> Data excerpts
------------------------

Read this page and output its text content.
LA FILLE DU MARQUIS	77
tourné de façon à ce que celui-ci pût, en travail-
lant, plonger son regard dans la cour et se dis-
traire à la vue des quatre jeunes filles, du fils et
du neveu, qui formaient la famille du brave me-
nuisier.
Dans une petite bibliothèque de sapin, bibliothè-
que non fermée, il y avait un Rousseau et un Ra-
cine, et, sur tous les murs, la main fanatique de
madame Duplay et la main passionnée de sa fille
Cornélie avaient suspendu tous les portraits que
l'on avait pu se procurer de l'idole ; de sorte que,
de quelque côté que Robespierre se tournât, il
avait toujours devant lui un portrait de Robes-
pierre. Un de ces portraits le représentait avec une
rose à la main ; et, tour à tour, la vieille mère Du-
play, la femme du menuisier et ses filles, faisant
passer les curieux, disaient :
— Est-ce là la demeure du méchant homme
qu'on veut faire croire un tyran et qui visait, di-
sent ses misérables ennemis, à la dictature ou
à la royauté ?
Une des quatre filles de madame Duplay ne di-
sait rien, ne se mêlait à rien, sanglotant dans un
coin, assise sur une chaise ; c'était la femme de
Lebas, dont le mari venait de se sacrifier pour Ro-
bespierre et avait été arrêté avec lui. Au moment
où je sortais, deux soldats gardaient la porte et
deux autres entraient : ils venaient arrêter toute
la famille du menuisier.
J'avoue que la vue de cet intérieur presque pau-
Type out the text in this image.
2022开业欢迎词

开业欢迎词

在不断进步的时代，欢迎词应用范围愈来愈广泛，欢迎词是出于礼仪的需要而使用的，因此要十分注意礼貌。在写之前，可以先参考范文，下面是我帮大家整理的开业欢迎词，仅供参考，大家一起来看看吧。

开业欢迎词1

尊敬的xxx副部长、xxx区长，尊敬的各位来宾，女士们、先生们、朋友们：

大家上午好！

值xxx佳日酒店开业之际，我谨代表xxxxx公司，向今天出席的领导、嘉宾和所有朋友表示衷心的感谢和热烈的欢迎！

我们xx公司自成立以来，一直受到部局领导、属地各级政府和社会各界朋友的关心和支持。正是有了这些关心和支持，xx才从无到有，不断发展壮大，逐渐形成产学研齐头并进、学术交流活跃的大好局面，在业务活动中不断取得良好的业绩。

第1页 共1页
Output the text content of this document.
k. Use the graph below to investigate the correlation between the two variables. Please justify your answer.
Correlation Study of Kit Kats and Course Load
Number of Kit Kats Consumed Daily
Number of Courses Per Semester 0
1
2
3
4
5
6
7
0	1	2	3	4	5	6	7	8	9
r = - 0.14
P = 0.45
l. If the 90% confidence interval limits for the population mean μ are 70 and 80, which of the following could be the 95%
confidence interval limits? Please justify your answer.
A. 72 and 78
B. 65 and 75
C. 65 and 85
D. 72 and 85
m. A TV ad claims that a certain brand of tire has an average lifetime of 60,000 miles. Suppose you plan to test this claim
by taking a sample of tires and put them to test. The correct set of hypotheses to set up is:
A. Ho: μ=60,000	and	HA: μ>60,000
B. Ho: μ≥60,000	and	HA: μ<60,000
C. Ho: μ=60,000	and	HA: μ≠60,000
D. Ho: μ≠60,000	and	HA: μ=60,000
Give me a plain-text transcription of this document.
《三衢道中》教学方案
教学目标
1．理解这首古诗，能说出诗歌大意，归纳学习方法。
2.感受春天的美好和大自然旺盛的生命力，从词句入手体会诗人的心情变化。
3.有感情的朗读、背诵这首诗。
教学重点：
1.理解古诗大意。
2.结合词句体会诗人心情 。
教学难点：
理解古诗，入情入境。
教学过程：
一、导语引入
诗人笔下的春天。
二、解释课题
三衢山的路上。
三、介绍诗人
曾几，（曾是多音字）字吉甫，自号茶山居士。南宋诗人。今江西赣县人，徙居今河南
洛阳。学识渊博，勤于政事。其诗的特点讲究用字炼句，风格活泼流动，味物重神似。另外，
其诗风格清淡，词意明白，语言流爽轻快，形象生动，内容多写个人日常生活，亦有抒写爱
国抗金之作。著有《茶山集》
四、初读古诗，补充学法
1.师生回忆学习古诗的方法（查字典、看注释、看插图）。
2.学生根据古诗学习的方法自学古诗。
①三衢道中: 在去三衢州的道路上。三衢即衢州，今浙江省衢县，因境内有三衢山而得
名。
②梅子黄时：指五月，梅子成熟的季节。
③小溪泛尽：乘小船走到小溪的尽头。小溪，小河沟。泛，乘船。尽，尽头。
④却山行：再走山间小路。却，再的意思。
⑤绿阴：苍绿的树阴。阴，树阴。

------------------------

> DO THIS
Return precisely the lines of the records, starting with the line that holds "Give me a plain-text" and ending with the last one.

> EXPECTED ANSWER
Give me a plain-text transcription of this document.
《三衢道中》教学方案
教学目标
1．理解这首古诗，能说出诗歌大意，归纳学习方法。
2.感受春天的美好和大自然旺盛的生命力，从词句入手体会诗人的心情变化。
3.有感情的朗读、背诵这首诗。
教学重点：
1.理解古诗大意。
2.结合词句体会诗人心情 。
教学难点：
理解古诗，入情入境。
教学过程：
一、导语引入
诗人笔下的春天。
二、解释课题
三衢山的路上。
三、介绍诗人
曾几，（曾是多音字）字吉甫，自号茶山居士。南宋诗人。今江西赣县人，徙居今河南
洛阳。学识渊博，勤于政事。其诗的特点讲究用字炼句，风格活泼流动，味物重神似。另外，
其诗风格清淡，词意明白，语言流爽轻快，形象生动，内容多写个人日常生活，亦有抒写爱
国抗金之作。著有《茶山集》
四、初读古诗，补充学法
1.师生回忆学习古诗的方法（查字典、看注释、看插图）。
2.学生根据古诗学习的方法自学古诗。
①三衢道中: 在去三衢州的道路上。三衢即衢州，今浙江省衢县，因境内有三衢山而得
名。
②梅子黄时：指五月，梅子成熟的季节。
③小溪泛尽：乘小船走到小溪的尽头。小溪，小河沟。泛，乘船。尽，尽头。
④却山行：再走山间小路。却，再的意思。
⑤绿阴：苍绿的树阴。阴，树阴。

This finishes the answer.